Written instruction> Where a line holds "content", copy it.
┄┄┄┄┄┄
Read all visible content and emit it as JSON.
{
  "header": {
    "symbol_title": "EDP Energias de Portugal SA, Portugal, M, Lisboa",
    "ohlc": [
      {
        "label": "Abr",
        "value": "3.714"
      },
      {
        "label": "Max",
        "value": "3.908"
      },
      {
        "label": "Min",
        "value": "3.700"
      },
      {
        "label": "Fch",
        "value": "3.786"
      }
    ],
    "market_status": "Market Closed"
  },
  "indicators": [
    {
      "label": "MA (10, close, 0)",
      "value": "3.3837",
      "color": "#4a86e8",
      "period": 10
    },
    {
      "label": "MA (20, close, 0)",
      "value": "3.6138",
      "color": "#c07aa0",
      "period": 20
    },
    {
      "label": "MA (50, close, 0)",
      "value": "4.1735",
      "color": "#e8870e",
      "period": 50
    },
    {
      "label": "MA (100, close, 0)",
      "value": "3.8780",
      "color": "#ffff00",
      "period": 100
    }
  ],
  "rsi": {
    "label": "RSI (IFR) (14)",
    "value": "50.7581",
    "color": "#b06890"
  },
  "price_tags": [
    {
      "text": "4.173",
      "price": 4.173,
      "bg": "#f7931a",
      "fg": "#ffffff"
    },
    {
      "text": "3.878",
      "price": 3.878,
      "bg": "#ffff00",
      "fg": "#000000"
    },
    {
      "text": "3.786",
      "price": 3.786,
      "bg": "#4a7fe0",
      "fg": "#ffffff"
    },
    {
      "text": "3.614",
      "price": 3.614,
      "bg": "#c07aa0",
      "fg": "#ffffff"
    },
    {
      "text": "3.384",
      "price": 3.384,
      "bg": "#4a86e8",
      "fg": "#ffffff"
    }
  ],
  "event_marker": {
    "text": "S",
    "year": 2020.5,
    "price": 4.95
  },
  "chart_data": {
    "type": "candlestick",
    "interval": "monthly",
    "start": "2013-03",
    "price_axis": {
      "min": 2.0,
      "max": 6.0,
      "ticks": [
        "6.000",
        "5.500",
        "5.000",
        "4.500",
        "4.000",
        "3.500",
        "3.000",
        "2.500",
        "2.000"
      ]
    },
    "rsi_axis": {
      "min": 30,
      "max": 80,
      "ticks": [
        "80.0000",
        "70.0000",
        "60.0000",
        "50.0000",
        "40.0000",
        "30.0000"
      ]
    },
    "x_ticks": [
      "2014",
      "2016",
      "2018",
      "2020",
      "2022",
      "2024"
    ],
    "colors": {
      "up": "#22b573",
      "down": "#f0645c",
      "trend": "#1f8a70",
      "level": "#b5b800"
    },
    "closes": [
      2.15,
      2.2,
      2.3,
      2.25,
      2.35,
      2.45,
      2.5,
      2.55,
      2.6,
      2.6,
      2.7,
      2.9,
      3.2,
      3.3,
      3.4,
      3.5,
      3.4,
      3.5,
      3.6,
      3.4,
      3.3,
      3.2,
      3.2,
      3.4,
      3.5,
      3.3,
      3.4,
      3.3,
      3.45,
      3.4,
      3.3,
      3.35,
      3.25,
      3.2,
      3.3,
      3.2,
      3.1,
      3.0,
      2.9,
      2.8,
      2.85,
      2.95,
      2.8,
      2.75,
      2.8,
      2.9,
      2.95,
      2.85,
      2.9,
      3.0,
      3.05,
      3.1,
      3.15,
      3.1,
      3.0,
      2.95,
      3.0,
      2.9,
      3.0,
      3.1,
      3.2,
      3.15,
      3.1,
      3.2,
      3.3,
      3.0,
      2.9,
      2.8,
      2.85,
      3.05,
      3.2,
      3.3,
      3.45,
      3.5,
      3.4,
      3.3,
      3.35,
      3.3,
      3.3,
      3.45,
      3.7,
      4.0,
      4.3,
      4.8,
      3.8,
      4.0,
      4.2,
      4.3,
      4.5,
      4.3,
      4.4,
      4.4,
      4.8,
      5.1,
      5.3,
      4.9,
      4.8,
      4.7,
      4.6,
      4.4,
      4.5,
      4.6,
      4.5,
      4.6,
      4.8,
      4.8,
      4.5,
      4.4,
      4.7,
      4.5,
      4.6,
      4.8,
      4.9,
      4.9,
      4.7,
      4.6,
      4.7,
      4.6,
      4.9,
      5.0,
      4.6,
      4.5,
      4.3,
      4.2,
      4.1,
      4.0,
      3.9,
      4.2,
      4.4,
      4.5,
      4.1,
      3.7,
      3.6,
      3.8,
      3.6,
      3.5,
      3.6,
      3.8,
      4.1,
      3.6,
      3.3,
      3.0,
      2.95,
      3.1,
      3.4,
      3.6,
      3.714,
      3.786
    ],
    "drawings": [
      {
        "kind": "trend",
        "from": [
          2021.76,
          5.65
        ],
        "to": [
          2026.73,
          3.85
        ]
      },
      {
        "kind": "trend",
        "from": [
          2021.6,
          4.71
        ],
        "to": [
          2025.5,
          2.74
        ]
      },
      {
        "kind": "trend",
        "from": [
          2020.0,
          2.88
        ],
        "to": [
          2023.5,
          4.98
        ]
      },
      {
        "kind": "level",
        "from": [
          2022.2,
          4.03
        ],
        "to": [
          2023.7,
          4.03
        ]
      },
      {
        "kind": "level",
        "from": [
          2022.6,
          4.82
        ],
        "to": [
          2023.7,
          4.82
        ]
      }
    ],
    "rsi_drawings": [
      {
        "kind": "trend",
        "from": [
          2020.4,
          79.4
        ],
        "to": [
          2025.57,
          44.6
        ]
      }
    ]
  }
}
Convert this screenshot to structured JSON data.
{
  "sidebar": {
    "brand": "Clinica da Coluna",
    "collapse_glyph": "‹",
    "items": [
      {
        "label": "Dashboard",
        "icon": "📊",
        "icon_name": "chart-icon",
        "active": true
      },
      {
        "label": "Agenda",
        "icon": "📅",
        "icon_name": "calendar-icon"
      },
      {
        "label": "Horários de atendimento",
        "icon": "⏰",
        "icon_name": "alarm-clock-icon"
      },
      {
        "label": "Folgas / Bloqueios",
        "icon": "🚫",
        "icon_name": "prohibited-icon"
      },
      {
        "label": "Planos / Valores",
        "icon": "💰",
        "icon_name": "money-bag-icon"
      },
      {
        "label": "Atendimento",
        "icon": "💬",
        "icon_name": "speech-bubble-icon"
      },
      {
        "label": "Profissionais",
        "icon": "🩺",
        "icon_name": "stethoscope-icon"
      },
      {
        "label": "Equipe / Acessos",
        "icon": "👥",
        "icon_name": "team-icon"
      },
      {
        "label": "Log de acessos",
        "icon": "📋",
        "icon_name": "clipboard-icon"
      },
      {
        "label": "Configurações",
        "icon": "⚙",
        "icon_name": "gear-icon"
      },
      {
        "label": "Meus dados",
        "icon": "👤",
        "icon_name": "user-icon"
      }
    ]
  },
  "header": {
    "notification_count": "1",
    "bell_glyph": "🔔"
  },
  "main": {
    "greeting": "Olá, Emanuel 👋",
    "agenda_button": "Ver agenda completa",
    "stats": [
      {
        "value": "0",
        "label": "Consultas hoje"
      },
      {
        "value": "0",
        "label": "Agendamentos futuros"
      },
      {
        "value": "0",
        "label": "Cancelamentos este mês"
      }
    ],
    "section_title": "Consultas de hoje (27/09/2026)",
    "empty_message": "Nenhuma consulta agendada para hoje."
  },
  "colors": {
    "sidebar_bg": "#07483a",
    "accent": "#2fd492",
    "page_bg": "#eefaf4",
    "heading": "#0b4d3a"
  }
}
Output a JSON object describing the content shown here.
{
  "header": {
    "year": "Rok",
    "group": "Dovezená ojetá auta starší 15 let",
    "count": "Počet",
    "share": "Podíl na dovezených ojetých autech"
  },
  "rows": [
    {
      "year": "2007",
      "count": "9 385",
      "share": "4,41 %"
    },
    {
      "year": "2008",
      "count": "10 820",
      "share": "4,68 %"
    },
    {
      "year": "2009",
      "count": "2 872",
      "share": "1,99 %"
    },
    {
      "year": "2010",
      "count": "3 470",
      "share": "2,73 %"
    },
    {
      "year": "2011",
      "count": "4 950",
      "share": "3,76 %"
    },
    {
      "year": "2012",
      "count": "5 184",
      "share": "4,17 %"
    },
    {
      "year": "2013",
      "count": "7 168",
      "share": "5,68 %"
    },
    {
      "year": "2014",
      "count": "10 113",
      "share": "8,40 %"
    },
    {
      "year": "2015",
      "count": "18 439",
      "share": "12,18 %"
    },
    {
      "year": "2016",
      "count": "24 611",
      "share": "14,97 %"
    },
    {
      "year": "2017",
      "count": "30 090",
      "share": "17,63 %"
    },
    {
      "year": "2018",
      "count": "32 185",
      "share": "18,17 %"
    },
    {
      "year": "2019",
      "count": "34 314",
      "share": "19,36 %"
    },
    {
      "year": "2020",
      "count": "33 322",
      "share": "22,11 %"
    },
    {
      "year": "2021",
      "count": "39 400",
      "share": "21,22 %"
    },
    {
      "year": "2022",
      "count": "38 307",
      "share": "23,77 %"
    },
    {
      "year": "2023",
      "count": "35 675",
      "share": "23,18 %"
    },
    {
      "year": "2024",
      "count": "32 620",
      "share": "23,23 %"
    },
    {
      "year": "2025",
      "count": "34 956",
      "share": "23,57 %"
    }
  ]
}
┄┄┄┄┄┄
Exercise solution>
Read all visible content and emit it as JSON.
Output a JSON object describing the content shown here.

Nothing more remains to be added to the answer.